Data listing:
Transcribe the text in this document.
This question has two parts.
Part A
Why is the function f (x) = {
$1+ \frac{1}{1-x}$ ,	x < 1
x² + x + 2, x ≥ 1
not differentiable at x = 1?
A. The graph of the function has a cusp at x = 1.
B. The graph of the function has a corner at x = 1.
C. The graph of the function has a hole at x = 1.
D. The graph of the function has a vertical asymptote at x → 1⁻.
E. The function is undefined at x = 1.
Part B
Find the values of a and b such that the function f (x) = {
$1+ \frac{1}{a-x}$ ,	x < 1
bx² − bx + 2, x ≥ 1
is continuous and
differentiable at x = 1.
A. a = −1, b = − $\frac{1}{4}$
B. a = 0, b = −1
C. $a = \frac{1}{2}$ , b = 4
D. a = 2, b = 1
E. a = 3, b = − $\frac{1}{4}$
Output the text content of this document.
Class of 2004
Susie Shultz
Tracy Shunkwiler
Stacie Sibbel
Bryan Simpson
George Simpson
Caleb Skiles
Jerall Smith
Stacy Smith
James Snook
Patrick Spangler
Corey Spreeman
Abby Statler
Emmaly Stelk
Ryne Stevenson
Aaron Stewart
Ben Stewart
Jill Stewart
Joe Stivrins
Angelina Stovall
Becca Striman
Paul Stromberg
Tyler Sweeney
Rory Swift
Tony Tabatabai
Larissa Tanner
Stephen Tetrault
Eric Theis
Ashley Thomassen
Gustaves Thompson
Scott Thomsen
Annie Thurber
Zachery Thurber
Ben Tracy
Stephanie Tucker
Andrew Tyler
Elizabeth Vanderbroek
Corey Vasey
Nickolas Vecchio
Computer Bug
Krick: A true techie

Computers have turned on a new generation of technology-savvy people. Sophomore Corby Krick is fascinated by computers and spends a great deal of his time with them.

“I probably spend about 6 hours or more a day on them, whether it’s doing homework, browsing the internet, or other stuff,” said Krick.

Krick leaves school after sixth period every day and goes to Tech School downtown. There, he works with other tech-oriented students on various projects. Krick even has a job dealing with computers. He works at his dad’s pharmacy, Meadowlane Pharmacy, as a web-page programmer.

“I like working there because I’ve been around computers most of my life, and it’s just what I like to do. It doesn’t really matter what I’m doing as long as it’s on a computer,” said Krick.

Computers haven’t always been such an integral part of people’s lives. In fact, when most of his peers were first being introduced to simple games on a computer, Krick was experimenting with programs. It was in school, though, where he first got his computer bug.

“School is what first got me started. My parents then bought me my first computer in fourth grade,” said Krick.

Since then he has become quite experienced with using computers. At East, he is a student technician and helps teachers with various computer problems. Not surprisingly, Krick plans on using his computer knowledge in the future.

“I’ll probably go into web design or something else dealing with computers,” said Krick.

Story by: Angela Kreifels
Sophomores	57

_Written request_.
Isolate each line of the listing above that includes "probably". Copy it.

_Solution to the exercise_.
“I probably spend about 6 hours or more a day on them, whether it’s doing homework, browsing the internet, or other stuff,” said Krick.
“I’ll probably go into web design or something else dealing with computers,” said Krick.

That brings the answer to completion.